I tried this solution for Hackerrank Project Euler Problem 218. But it fails for hidden test cases.

Hello, I like to read your solutions (in 99% of cases after I finish some Euler problem myself , although I used it once to get me a bit unstuck on general idea), to compare and learn new ways.

With #313 I see I can share the other way, hope you don't mind opening github issue for this, it's easiest way for me to contact you and open the discussion.

My approach was opening spreadsheet and drawing few sliding game boards first to find:

1. initial MxN board requires M+N-3 steps to provide empty space next to red counter (from either right or bottom)
2. 2x2 to solve with empty space next to red counter is 4 moves diagonal move (so whole 2x2 is 2+2-3+4 = 5)
3. if red counter is next to bottom right square which is empty, it takes +1 move to finish the game
4. to move red counter diagonally and restore the free space next to it it takes 6 moves (free space can be bottom or right, same orientation is restored)

·····

### GIVEN REQUEST
Translate this sentence from the Project Euler post into Spanish: "I tried this solution for Hackerrank Project Euler Problem 218." Nothing in the material after this point is used.

### INFORMATION GIVEN
·····

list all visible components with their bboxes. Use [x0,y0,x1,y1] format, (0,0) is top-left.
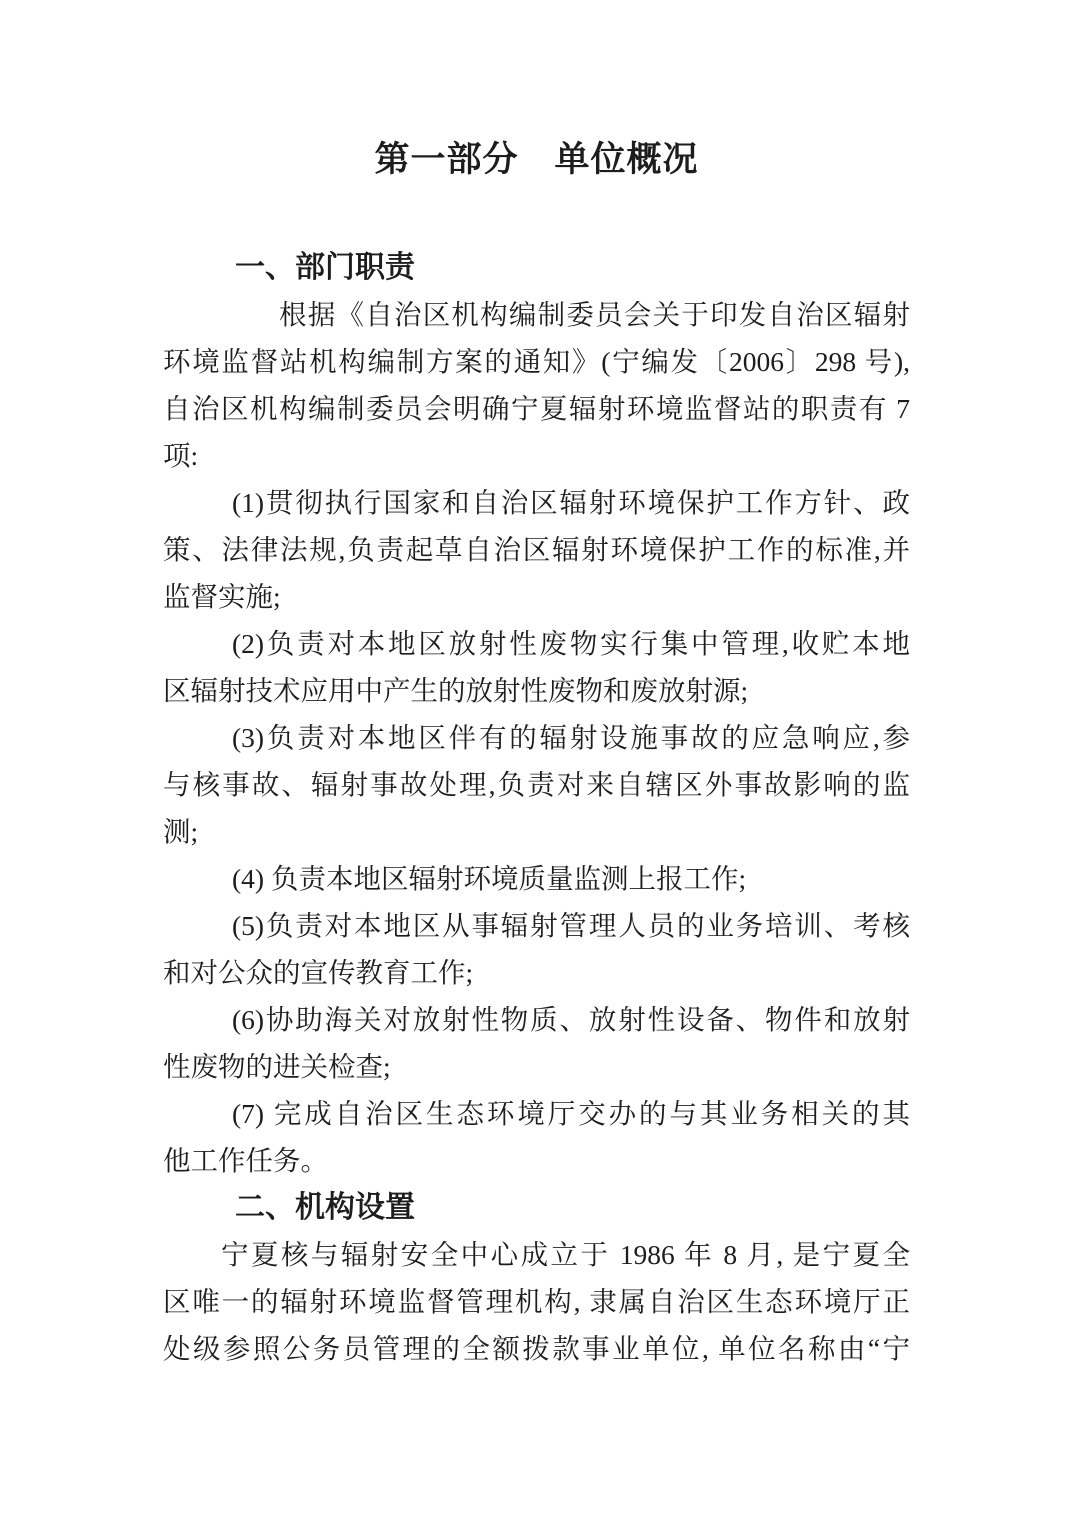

·····

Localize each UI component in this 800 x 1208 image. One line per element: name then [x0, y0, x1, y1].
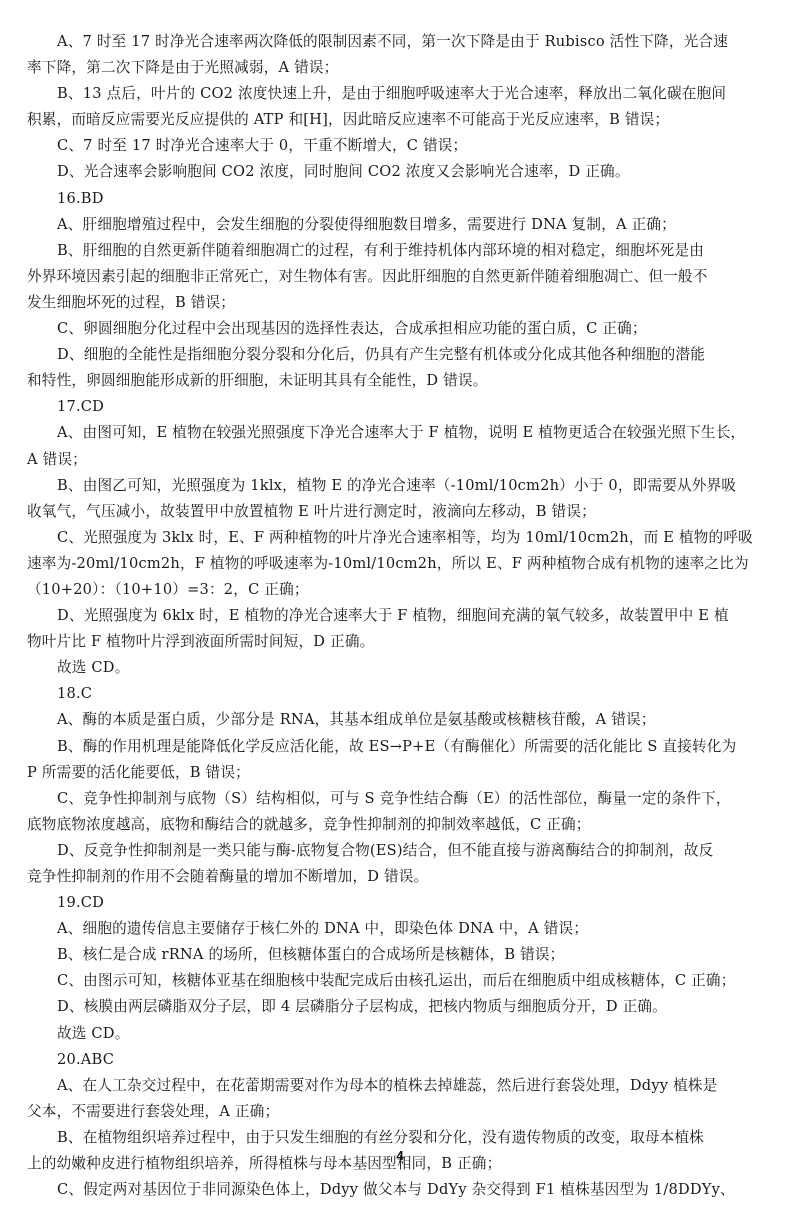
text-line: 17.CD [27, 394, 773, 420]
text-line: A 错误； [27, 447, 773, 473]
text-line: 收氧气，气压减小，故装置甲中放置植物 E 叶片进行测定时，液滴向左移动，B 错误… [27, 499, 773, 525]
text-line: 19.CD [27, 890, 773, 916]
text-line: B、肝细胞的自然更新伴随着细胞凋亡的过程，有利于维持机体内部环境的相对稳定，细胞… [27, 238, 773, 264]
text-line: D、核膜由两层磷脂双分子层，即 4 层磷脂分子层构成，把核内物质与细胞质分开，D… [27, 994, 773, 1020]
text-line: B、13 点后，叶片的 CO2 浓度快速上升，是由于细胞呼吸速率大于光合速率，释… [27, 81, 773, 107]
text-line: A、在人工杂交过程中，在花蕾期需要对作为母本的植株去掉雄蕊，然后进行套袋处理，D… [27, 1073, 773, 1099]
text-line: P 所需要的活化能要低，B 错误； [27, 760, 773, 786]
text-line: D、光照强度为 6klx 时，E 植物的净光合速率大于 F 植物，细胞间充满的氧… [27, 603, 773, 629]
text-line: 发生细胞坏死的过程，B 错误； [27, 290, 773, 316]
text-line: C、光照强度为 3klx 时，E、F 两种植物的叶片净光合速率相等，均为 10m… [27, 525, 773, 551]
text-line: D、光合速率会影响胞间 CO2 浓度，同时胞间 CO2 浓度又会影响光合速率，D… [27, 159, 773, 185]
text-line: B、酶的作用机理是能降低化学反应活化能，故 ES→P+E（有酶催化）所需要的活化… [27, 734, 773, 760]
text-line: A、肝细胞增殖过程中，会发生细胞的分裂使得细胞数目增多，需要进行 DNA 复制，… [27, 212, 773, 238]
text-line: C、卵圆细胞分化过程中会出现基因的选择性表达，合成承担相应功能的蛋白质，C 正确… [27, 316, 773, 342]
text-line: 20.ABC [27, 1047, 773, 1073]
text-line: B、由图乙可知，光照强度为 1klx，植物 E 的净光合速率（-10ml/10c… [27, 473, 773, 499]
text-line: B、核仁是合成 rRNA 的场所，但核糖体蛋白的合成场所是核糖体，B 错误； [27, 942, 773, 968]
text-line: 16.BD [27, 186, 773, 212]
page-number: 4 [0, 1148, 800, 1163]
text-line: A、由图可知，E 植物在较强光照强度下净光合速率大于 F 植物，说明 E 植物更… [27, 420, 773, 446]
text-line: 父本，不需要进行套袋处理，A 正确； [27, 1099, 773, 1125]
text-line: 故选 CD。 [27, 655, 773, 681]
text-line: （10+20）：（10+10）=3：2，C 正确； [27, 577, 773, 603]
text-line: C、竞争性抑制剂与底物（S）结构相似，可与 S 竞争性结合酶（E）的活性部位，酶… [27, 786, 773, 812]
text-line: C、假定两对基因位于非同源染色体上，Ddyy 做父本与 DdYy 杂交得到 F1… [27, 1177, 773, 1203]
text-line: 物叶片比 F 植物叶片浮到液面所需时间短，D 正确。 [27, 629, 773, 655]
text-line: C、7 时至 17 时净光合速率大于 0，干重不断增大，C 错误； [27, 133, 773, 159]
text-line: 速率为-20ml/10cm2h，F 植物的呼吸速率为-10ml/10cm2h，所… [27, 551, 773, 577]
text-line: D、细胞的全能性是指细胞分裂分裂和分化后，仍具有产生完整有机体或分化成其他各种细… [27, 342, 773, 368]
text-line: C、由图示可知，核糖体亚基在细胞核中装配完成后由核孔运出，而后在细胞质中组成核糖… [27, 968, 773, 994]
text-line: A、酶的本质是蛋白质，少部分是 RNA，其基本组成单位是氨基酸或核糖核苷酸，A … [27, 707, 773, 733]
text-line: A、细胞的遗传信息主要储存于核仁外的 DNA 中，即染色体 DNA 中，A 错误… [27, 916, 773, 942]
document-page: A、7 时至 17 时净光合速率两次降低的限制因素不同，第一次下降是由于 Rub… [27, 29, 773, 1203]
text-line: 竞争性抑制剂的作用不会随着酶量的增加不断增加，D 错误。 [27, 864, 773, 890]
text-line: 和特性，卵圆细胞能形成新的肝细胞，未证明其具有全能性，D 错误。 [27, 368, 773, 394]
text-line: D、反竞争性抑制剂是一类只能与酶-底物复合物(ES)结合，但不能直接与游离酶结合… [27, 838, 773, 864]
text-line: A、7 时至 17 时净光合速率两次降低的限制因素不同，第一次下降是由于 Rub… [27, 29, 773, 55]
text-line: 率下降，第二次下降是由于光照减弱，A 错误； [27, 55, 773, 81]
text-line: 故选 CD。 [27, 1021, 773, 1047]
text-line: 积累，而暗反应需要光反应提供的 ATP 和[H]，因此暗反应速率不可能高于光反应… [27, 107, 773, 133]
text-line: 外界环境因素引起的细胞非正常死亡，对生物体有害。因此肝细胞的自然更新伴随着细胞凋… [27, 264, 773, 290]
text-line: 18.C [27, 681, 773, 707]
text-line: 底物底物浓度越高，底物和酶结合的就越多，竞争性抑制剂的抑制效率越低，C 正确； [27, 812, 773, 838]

·····

### ANSWER FOR THE TASK
Probé esta solución para el problema 218 de Project Euler en Hackerrank.